## [THE TASK]
Transcribe the records in full, keeping every character as it is.

(Stored entries)
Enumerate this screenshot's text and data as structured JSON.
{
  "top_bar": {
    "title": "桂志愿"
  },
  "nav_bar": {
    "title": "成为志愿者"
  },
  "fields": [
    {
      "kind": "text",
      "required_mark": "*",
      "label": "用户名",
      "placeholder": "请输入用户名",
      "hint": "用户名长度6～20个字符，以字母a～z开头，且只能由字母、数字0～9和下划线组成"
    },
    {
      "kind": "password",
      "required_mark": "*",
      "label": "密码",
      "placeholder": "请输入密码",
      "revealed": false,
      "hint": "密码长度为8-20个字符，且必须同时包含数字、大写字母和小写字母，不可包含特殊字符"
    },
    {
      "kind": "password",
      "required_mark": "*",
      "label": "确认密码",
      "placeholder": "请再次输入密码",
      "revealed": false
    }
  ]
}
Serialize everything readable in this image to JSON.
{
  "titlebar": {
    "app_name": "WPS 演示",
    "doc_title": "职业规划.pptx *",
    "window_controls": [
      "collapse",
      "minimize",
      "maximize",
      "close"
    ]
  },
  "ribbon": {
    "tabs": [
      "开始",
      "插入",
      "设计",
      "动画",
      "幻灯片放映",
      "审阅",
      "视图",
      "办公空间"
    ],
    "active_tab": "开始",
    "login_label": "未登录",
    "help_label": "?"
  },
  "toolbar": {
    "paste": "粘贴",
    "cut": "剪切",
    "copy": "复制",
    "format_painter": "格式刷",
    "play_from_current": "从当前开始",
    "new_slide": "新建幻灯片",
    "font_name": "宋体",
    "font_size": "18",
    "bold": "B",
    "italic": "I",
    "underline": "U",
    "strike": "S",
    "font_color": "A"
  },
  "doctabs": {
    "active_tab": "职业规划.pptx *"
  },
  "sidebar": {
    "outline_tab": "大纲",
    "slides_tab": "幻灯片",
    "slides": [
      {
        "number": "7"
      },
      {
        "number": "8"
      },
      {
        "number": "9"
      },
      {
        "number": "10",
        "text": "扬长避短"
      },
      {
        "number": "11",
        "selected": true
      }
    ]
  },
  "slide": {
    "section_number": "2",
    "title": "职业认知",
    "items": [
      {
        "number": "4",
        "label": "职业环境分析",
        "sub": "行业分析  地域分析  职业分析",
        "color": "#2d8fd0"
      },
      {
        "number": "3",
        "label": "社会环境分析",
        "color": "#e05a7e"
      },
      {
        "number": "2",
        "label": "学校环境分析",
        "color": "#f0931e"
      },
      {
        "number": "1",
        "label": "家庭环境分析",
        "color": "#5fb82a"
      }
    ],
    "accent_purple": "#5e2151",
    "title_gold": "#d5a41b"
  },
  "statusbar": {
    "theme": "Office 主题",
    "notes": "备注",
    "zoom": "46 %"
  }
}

## [ANSWER TO THIS EXERCISE]
Enumerate this screenshot's text and data as structured JSON.
{
  "top_bar": {
    "title": "桂志愿"
  },
  "nav_bar": {
    "title": "成为志愿者"
  },
  "fields": [
    {
      "kind": "text",
      "required_mark": "*",
      "label": "用户名",
      "placeholder": "请输入用户名",
      "hint": "用户名长度6～20个字符，以字母a～z开头，且只能由字母、数字0～9和下划线组成"
    },
    {
      "kind": "password",
      "required_mark": "*",
      "label": "密码",
      "placeholder": "请输入密码",
      "revealed": false,
      "hint": "密码长度为8-20个字符，且必须同时包含数字、大写字母和小写字母，不可包含特殊字符"
    },
    {
      "kind": "password",
      "required_mark": "*",
      "label": "确认密码",
      "placeholder": "请再次输入密码",
      "revealed": false
    }
  ]
}
Serialize everything readable in this image to JSON.
{
  "titlebar": {
    "app_name": "WPS 演示",
    "doc_title": "职业规划.pptx *",
    "window_controls": [
      "collapse",
      "minimize",
      "maximize",
      "close"
    ]
  },
  "ribbon": {
    "tabs": [
      "开始",
      "插入",
      "设计",
      "动画",
      "幻灯片放映",
      "审阅",
      "视图",
      "办公空间"
    ],
    "active_tab": "开始",
    "login_label": "未登录",
    "help_label": "?"
  },
  "toolbar": {
    "paste": "粘贴",
    "cut": "剪切",
    "copy": "复制",
    "format_painter": "格式刷",
    "play_from_current": "从当前开始",
    "new_slide": "新建幻灯片",
    "font_name": "宋体",
    "font_size": "18",
    "bold": "B",
    "italic": "I",
    "underline": "U",
    "strike": "S",
    "font_color": "A"
  },
  "doctabs": {
    "active_tab": "职业规划.pptx *"
  },
  "sidebar": {
    "outline_tab": "大纲",
    "slides_tab": "幻灯片",
    "slides": [
      {
        "number": "7"
      },
      {
        "number": "8"
      },
      {
        "number": "9"
      },
      {
        "number": "10",
        "text": "扬长避短"
      },
      {
        "number": "11",
        "selected": true
      }
    ]
  },
  "slide": {
    "section_number": "2",
    "title": "职业认知",
    "items": [
      {
        "number": "4",
        "label": "职业环境分析",
        "sub": "行业分析  地域分析  职业分析",
        "color": "#2d8fd0"
      },
      {
        "number": "3",
        "label": "社会环境分析",
        "color": "#e05a7e"
      },
      {
        "number": "2",
        "label": "学校环境分析",
        "color": "#f0931e"
      },
      {
        "number": "1",
        "label": "家庭环境分析",
        "color": "#5fb82a"
      }
    ],
    "accent_purple": "#5e2151",
    "title_gold": "#d5a41b"
  },
  "statusbar": {
    "theme": "Office 主题",
    "notes": "备注",
    "zoom": "46 %"
  }
}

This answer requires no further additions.